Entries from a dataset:
══════════

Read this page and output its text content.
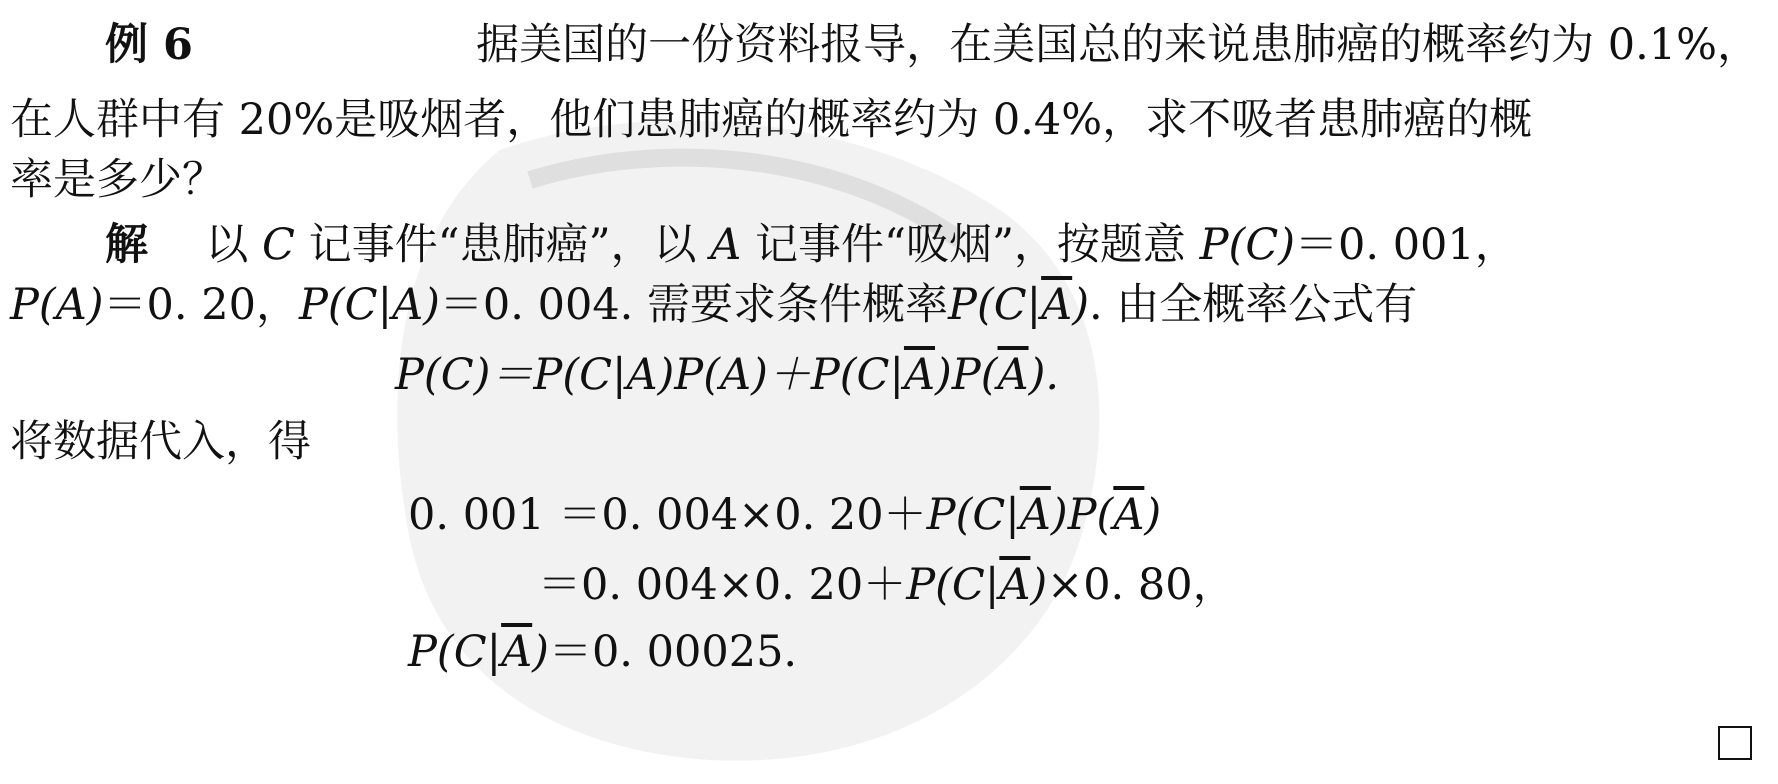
例 6	据美国的一份资料报导，在美国总的来说患肺癌的概率约为 0.1%，
在人群中有 20%是吸烟者，他们患肺癌的概率约为 0.4%，求不吸者患肺癌的概
率是多少？
解 以 C 记事件“患肺癌”，以 A 记事件“吸烟”，按题意 P(C)＝0. 001，
P(A)＝0. 20，P(C|A)＝0. 004. 需要求条件概率$P(C|\overline{A})$. 由全概率公式有
$P(C)=P(C|A)P(A)+P(C|\overline{A})P(\overline{A})$.
将数据代入，得
0. 001 ＝0. 004×0. $20+P(C|\overline{A})P(\overline{A})$
＝0. 004×0. $20+P(C|\overline{A})\times 0$. 80，
$P(C|\overline{A})=0$. 00025.
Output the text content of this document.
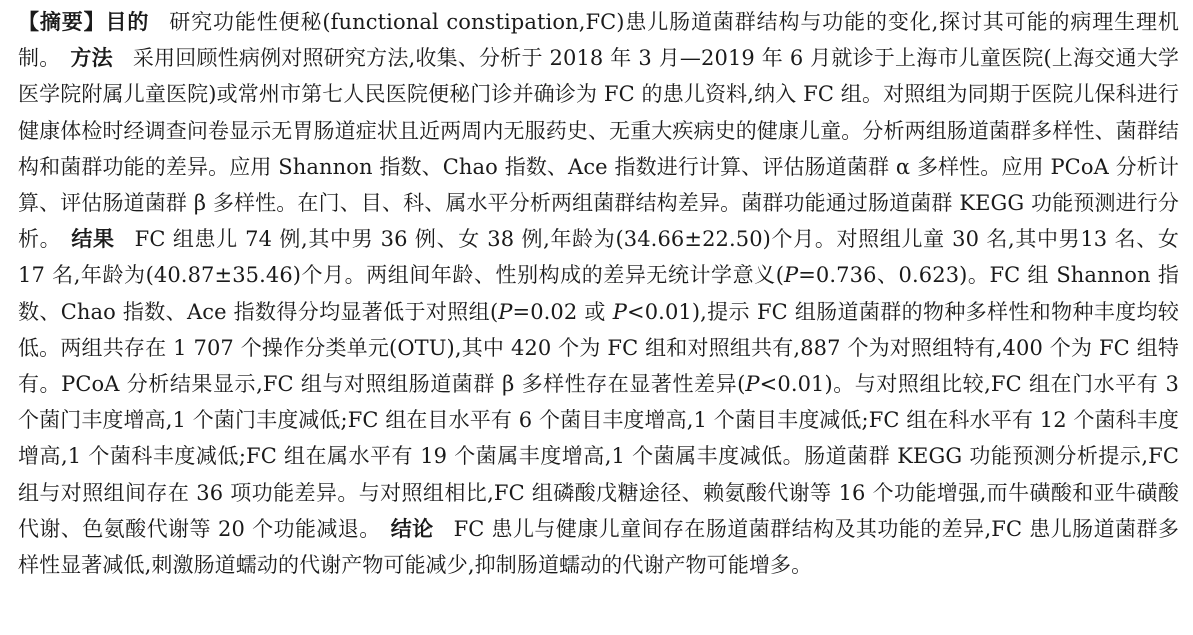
【摘要】目的 研究功能性便秘(functional constipation,FC)患儿肠道菌群结构与功能的变化,探讨其可能的病理生理机制。 方法 采用回顾性病例对照研究方法,收集、分析于 2018 年 3 月—2019 年 6 月就诊于上海市儿童医院(上海交通大学医学院附属儿童医院)或常州市第七人民医院便秘门诊并确诊为 FC 的患儿资料,纳入 FC 组。对照组为同期于医院儿保科进行健康体检时经调查问卷显示无胃肠道症状且近两周内无服药史、无重大疾病史的健康儿童。分析两组肠道菌群多样性、菌群结构和菌群功能的差异。应用 Shannon 指数、Chao 指数、Ace 指数进行计算、评估肠道菌群 α 多样性。应用 PCoA 分析计算、评估肠道菌群 β 多样性。在门、目、科、属水平分析两组菌群结构差异。菌群功能通过肠道菌群 KEGG 功能预测进行分析。 结果 FC 组患儿 74 例,其中男 36 例、女 38 例,年龄为(34.66±22.50)个月。对照组儿童 30 名,其中男13 名、女 17 名,年龄为(40.87±35.46)个月。两组间年龄、性别构成的差异无统计学意义(P=0.736、0.623)。FC 组 Shannon 指数、Chao 指数、Ace 指数得分均显著低于对照组(P=0.02 或 P<0.01),提示 FC 组肠道菌群的物种多样性和物种丰度均较低。两组共存在 1 707 个操作分类单元(OTU),其中 420 个为 FC 组和对照组共有,887 个为对照组特有,400 个为 FC 组特有。PCoA 分析结果显示,FC 组与对照组肠道菌群 β 多样性存在显著性差异(P<0.01)。与对照组比较,FC 组在门水平有 3 个菌门丰度增高,1 个菌门丰度减低;FC 组在目水平有 6 个菌目丰度增高,1 个菌目丰度减低;FC 组在科水平有 12 个菌科丰度增高,1 个菌科丰度减低;FC 组在属水平有 19 个菌属丰度增高,1 个菌属丰度减低。肠道菌群 KEGG 功能预测分析提示,FC 组与对照组间存在 36 项功能差异。与对照组相比,FC 组磷酸戊糖途径、赖氨酸代谢等 16 个功能增强,而牛磺酸和亚牛磺酸代谢、色氨酸代谢等 20 个功能减退。 结论 FC 患儿与健康儿童间存在肠道菌群结构及其功能的差异,FC 患儿肠道菌群多样性显著减低,刺激肠道蠕动的代谢产物可能减少,抑制肠道蠕动的代谢产物可能增多。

══════════

- [Directions] Count each line where the string "text" occurs, and write only the number.

- [Exercise solution] 2